§ **Problem statement**: Transcribe the records that follow. Keep every word exactly, and drop the pictures.

──────── Material to process ────────

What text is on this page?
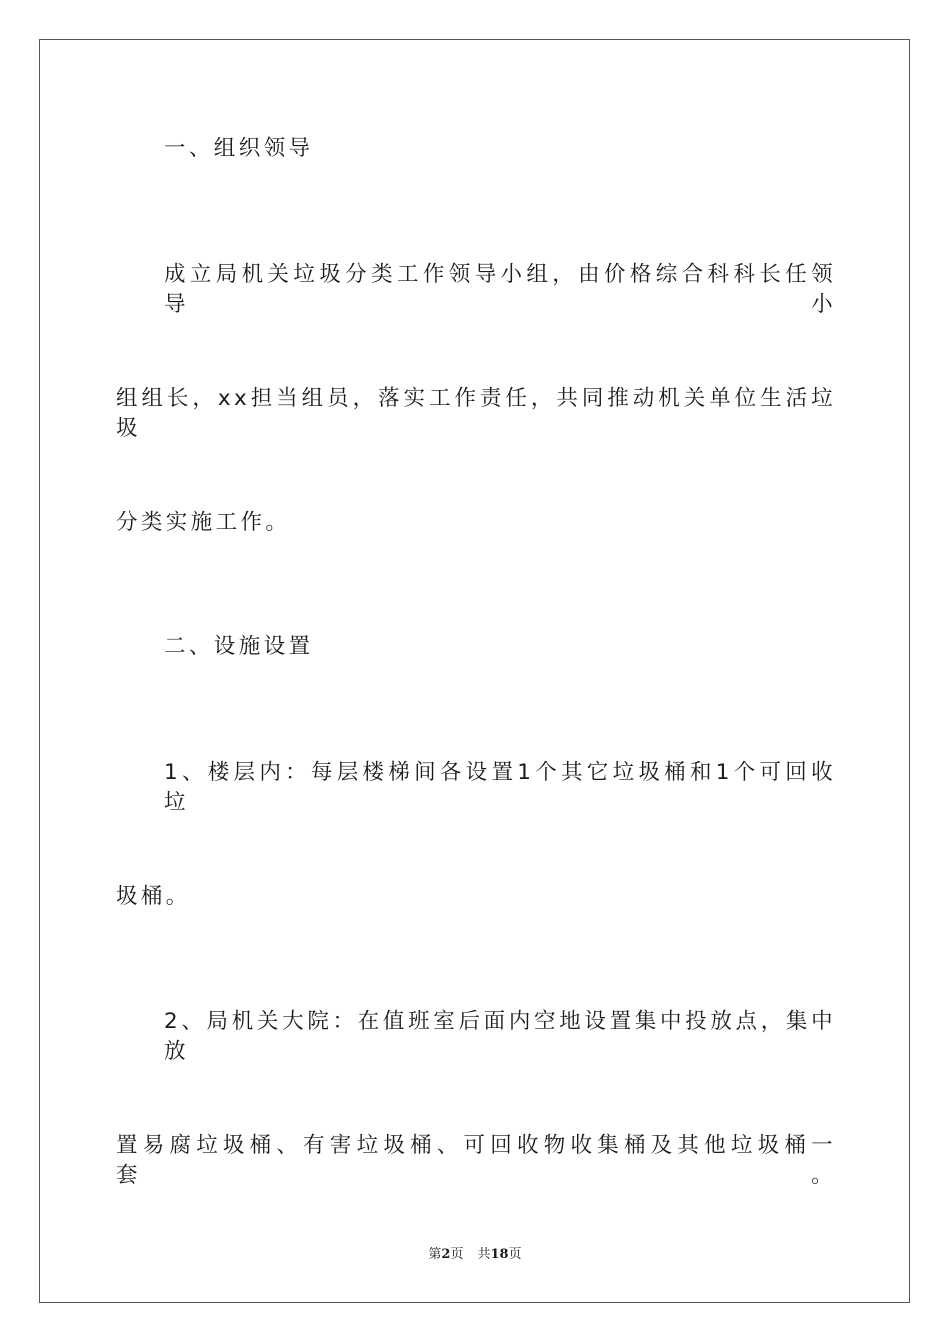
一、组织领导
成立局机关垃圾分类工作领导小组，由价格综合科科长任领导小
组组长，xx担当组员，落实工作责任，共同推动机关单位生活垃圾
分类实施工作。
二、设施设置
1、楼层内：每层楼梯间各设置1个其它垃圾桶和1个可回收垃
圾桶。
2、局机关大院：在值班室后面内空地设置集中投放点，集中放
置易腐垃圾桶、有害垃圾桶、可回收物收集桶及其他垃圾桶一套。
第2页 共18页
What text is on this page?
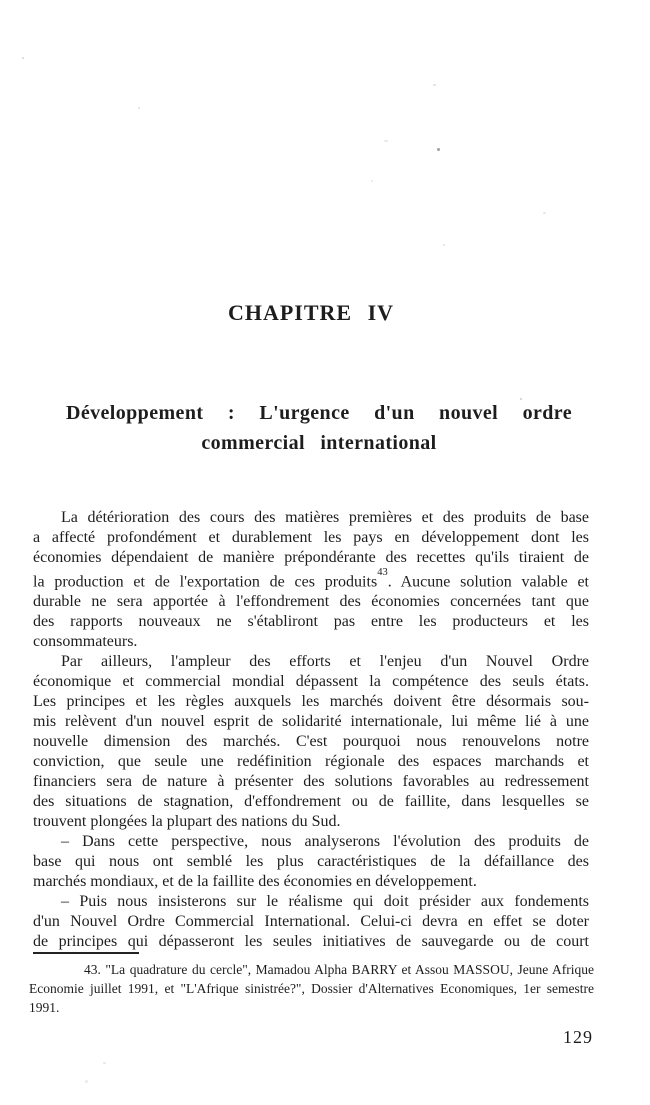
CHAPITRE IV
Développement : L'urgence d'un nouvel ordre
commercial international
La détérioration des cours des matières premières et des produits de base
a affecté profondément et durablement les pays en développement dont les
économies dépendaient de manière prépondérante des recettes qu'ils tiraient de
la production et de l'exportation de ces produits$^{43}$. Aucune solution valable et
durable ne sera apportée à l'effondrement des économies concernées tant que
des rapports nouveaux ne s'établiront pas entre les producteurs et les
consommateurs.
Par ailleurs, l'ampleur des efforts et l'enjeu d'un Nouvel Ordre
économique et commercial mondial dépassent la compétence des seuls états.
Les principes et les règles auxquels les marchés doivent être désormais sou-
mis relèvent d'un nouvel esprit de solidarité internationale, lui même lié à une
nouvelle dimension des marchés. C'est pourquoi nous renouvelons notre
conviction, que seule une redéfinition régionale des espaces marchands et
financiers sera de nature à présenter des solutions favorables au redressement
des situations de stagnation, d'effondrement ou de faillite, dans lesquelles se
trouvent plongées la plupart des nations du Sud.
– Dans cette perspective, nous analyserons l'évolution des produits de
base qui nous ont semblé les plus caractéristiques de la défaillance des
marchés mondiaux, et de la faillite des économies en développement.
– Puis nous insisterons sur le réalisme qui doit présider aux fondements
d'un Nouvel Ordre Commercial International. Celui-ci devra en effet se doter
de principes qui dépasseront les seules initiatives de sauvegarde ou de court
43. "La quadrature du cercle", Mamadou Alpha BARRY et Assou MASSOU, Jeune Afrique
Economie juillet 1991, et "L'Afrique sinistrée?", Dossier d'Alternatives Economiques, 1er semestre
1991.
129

────────

§ **Solved exercise**:
What text is on this page?
一、组织领导
成立局机关垃圾分类工作领导小组，由价格综合科科长任领导小
组组长，xx担当组员，落实工作责任，共同推动机关单位生活垃圾
分类实施工作。
二、设施设置
1、楼层内：每层楼梯间各设置1个其它垃圾桶和1个可回收垃
圾桶。
2、局机关大院：在值班室后面内空地设置集中投放点，集中放
置易腐垃圾桶、有害垃圾桶、可回收物收集桶及其他垃圾桶一套。
第2页 共18页
What text is on this page?
CHAPITRE IV
Développement : L'urgence d'un nouvel ordre
commercial international
La détérioration des cours des matières premières et des produits de base
a affecté profondément et durablement les pays en développement dont les
économies dépendaient de manière prépondérante des recettes qu'ils tiraient de
la production et de l'exportation de ces produits$^{43}$. Aucune solution valable et
durable ne sera apportée à l'effondrement des économies concernées tant que
des rapports nouveaux ne s'établiront pas entre les producteurs et les
consommateurs.
Par ailleurs, l'ampleur des efforts et l'enjeu d'un Nouvel Ordre
économique et commercial mondial dépassent la compétence des seuls états.
Les principes et les règles auxquels les marchés doivent être désormais sou-
mis relèvent d'un nouvel esprit de solidarité internationale, lui même lié à une
nouvelle dimension des marchés. C'est pourquoi nous renouvelons notre
conviction, que seule une redéfinition régionale des espaces marchands et
financiers sera de nature à présenter des solutions favorables au redressement
des situations de stagnation, d'effondrement ou de faillite, dans lesquelles se
trouvent plongées la plupart des nations du Sud.
– Dans cette perspective, nous analyserons l'évolution des produits de
base qui nous ont semblé les plus caractéristiques de la défaillance des
marchés mondiaux, et de la faillite des économies en développement.
– Puis nous insisterons sur le réalisme qui doit présider aux fondements
d'un Nouvel Ordre Commercial International. Celui-ci devra en effet se doter
de principes qui dépasseront les seules initiatives de sauvegarde ou de court
43. "La quadrature du cercle", Mamadou Alpha BARRY et Assou MASSOU, Jeune Afrique
Economie juillet 1991, et "L'Afrique sinistrée?", Dossier d'Alternatives Economiques, 1er semestre
1991.
129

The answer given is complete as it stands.